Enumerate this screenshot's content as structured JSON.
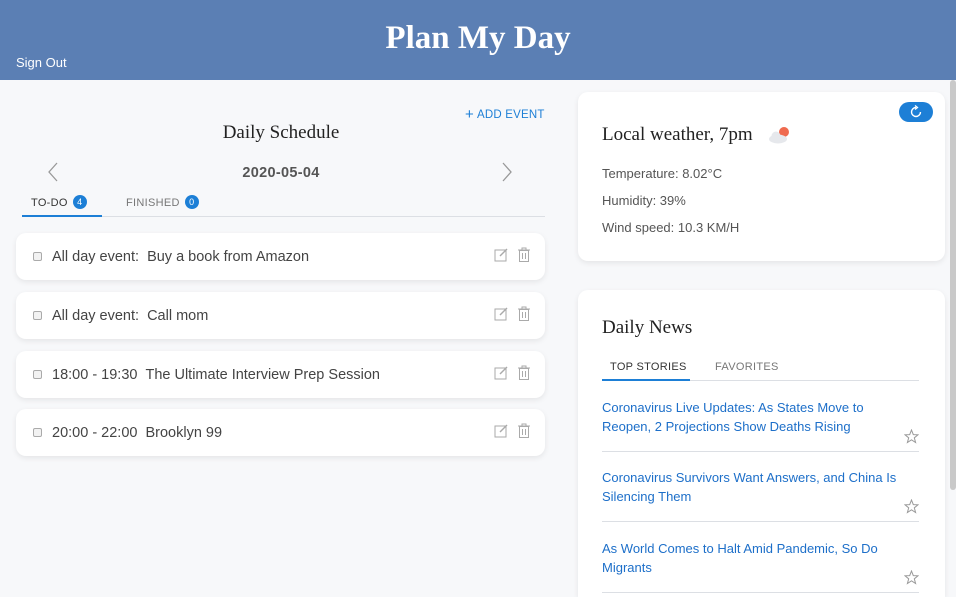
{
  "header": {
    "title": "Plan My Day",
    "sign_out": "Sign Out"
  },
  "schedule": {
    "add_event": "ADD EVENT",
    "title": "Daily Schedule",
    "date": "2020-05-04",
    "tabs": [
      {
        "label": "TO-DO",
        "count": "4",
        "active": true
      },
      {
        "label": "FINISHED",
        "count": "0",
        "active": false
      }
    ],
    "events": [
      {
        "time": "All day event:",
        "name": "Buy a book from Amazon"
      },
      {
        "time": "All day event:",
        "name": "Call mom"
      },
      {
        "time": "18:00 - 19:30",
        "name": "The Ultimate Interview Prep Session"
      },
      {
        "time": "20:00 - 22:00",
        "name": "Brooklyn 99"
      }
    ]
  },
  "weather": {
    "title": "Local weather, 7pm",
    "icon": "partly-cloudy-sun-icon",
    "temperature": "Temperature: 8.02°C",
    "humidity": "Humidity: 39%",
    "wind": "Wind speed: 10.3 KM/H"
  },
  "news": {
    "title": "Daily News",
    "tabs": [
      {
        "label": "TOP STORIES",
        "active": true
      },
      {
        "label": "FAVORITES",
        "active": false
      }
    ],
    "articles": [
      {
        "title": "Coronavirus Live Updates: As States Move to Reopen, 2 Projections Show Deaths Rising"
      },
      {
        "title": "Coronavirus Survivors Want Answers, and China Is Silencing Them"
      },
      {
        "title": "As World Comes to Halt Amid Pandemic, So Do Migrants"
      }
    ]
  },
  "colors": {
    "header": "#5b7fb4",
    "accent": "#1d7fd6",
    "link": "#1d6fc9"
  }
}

======

Output the records above unchanged, minus their pictures.

Enumerate this screenshot's content as structured JSON.
{
  "header": {
    "title": "Plan My Day",
    "sign_out": "Sign Out"
  },
  "schedule": {
    "add_event": "ADD EVENT",
    "title": "Daily Schedule",
    "date": "2020-05-04",
    "tabs": [
      {
        "label": "TO-DO",
        "count": "4",
        "active": true
      },
      {
        "label": "FINISHED",
        "count": "0",
        "active": false
      }
    ],
    "events": [
      {
        "time": "All day event:",
        "name": "Buy a book from Amazon"
      },
      {
        "time": "All day event:",
        "name": "Call mom"
      },
      {
        "time": "18:00 - 19:30",
        "name": "The Ultimate Interview Prep Session"
      },
      {
        "time": "20:00 - 22:00",
        "name": "Brooklyn 99"
      }
    ]
  },
  "weather": {
    "title": "Local weather, 7pm",
    "icon": "partly-cloudy-sun-icon",
    "temperature": "Temperature: 8.02°C",
    "humidity": "Humidity: 39%",
    "wind": "Wind speed: 10.3 KM/H"
  },
  "news": {
    "title": "Daily News",
    "tabs": [
      {
        "label": "TOP STORIES",
        "active": true
      },
      {
        "label": "FAVORITES",
        "active": false
      }
    ],
    "articles": [
      {
        "title": "Coronavirus Live Updates: As States Move to Reopen, 2 Projections Show Deaths Rising"
      },
      {
        "title": "Coronavirus Survivors Want Answers, and China Is Silencing Them"
      },
      {
        "title": "As World Comes to Halt Amid Pandemic, So Do Migrants"
      }
    ]
  },
  "colors": {
    "header": "#5b7fb4",
    "accent": "#1d7fd6",
    "link": "#1d6fc9"
  }
}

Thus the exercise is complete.